── Data

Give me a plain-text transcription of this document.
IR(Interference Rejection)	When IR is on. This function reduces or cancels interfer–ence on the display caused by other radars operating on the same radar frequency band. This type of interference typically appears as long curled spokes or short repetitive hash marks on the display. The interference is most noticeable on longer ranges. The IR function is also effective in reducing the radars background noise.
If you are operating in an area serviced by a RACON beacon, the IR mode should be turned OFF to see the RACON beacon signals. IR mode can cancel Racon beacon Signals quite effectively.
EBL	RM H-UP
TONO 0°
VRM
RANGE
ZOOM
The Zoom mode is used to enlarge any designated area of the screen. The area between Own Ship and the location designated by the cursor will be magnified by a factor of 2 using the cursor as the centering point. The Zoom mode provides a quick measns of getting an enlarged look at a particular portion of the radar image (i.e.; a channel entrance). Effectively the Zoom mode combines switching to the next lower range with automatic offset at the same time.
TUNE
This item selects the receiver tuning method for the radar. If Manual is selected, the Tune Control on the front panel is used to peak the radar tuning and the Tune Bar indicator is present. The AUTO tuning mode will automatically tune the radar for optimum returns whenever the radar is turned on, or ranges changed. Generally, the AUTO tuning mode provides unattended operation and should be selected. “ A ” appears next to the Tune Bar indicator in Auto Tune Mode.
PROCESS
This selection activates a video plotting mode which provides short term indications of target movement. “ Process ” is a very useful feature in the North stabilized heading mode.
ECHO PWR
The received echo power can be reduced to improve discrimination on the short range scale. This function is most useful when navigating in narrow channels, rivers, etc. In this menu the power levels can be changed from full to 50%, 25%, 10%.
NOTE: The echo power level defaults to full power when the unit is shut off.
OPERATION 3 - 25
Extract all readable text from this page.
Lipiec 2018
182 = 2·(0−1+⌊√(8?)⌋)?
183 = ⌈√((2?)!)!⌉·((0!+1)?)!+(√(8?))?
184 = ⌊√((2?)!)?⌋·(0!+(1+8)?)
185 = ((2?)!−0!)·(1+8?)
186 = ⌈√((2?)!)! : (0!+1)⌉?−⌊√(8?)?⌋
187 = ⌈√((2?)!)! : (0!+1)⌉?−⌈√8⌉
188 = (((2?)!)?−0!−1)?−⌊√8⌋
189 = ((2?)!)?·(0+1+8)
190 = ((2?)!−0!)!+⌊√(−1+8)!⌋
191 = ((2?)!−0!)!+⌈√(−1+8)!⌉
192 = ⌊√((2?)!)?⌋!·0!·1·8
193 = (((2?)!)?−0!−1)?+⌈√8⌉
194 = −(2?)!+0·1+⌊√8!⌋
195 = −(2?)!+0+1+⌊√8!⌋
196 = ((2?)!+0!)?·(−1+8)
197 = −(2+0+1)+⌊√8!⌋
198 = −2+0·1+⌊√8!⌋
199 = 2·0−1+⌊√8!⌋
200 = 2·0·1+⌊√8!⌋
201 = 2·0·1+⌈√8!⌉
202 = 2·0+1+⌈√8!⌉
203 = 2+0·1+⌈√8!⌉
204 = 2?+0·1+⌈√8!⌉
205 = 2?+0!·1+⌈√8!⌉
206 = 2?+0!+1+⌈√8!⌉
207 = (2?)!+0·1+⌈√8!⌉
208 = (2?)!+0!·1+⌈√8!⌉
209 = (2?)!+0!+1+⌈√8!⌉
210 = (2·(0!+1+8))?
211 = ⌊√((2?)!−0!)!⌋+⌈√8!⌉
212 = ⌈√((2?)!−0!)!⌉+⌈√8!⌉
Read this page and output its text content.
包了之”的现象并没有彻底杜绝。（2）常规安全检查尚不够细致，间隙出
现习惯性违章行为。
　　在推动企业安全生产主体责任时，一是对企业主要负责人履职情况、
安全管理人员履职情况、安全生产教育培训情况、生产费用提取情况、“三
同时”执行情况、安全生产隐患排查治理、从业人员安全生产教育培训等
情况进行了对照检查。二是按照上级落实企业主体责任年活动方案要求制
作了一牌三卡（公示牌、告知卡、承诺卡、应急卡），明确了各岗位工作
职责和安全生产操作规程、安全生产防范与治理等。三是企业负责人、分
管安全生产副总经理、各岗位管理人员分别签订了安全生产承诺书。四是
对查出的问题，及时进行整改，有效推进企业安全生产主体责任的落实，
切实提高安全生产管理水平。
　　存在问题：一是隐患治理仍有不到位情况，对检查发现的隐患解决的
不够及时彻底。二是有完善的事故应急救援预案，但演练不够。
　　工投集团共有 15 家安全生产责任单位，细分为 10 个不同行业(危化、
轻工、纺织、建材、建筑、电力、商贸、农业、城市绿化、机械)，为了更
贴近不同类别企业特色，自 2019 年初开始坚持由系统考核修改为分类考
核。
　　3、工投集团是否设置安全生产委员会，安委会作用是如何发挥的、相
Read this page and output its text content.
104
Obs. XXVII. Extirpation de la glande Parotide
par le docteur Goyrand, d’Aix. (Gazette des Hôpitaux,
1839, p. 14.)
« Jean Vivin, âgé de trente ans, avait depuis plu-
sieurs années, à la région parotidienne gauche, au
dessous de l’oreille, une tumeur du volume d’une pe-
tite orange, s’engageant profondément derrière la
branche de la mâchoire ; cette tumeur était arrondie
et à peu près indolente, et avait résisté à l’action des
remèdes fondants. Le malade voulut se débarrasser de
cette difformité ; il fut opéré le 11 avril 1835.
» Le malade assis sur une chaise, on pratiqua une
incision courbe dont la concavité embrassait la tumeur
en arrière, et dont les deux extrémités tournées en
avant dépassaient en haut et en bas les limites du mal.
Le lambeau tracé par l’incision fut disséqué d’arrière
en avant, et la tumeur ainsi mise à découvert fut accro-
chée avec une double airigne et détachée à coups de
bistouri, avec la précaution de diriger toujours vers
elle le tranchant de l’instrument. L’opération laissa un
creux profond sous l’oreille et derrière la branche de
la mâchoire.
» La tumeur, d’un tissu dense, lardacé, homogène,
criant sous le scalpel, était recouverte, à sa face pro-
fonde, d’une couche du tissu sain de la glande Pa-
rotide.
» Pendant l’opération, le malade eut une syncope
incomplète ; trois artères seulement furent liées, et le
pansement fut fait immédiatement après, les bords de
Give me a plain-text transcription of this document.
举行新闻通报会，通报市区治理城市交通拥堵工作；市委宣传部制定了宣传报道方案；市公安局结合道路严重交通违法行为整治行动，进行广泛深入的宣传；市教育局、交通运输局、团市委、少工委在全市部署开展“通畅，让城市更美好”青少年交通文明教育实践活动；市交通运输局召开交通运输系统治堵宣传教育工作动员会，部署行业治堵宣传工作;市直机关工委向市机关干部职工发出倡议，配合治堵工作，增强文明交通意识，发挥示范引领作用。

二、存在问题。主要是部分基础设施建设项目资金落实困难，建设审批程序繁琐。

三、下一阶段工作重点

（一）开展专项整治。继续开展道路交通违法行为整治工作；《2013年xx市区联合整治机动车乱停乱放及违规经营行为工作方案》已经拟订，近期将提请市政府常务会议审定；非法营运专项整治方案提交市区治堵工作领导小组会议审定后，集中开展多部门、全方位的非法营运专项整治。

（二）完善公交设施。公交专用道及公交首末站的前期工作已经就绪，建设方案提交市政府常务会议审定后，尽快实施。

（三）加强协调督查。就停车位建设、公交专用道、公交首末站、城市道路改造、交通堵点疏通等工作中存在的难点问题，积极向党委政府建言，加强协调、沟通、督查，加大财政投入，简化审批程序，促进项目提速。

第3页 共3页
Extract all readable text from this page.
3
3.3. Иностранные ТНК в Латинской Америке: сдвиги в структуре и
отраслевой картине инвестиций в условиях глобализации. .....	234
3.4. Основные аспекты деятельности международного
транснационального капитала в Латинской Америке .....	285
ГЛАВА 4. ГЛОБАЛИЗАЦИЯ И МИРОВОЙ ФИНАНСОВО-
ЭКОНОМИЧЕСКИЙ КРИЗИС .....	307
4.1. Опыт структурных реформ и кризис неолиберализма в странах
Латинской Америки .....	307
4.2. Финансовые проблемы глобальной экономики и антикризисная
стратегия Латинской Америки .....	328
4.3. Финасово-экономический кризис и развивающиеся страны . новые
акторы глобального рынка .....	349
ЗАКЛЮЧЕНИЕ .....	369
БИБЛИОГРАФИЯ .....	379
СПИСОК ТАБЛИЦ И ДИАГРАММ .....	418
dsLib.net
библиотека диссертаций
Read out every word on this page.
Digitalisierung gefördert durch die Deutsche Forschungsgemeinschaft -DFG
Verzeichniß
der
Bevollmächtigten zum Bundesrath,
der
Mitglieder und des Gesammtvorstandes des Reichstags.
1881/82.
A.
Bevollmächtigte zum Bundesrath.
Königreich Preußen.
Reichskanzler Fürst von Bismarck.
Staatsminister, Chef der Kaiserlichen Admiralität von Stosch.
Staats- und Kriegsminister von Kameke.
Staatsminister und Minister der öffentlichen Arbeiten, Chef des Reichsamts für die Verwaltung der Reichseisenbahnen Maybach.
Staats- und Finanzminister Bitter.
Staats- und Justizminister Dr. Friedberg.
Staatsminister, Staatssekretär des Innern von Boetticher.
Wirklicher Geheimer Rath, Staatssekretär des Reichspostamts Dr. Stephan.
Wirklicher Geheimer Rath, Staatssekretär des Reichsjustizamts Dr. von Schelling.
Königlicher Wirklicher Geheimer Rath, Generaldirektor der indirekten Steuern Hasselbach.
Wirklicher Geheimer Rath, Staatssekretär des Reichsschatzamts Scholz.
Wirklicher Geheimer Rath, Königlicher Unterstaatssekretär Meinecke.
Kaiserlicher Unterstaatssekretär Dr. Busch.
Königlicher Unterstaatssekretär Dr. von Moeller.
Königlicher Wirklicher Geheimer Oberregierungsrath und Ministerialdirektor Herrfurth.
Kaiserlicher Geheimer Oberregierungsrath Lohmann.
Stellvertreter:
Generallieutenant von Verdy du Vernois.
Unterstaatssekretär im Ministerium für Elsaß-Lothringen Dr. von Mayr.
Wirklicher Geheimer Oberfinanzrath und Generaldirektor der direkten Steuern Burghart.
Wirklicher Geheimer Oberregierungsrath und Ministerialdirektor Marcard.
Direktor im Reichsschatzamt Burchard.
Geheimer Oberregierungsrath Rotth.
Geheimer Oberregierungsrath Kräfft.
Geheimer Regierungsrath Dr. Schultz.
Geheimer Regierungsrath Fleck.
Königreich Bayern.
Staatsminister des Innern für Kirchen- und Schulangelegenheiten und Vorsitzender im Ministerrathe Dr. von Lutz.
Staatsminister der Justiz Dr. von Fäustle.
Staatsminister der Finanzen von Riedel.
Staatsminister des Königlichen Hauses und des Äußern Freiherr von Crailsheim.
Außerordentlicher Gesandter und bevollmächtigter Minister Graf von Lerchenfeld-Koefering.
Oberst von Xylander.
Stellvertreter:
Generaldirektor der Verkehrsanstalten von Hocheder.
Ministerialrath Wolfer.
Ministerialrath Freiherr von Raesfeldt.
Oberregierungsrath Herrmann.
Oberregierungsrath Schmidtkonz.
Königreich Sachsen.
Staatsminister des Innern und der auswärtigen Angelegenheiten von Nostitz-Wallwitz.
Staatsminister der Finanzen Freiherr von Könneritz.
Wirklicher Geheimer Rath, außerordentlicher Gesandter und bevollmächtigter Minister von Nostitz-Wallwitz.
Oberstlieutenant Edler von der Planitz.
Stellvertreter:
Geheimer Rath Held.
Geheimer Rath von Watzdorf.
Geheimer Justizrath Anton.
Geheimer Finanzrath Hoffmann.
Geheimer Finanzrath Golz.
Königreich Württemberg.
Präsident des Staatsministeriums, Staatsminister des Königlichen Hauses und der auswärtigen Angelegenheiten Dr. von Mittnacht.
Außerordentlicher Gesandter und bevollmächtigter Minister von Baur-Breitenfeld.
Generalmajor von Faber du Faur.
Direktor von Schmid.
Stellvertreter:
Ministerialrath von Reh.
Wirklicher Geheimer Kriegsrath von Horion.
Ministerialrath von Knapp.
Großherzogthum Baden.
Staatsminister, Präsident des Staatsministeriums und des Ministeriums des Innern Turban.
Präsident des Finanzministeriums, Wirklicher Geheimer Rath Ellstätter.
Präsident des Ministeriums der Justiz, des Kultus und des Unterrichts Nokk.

────

> _What you need to do_
Copy whichever lines in the listing above contain the word "Chef".

> _The reply_
Staatsminister, Chef der Kaiserlichen Admiralität von Stosch.
Staatsminister und Minister der öffentlichen Arbeiten, Chef des Reichsamts für die Verwaltung der Reichseisenbahnen Maybach.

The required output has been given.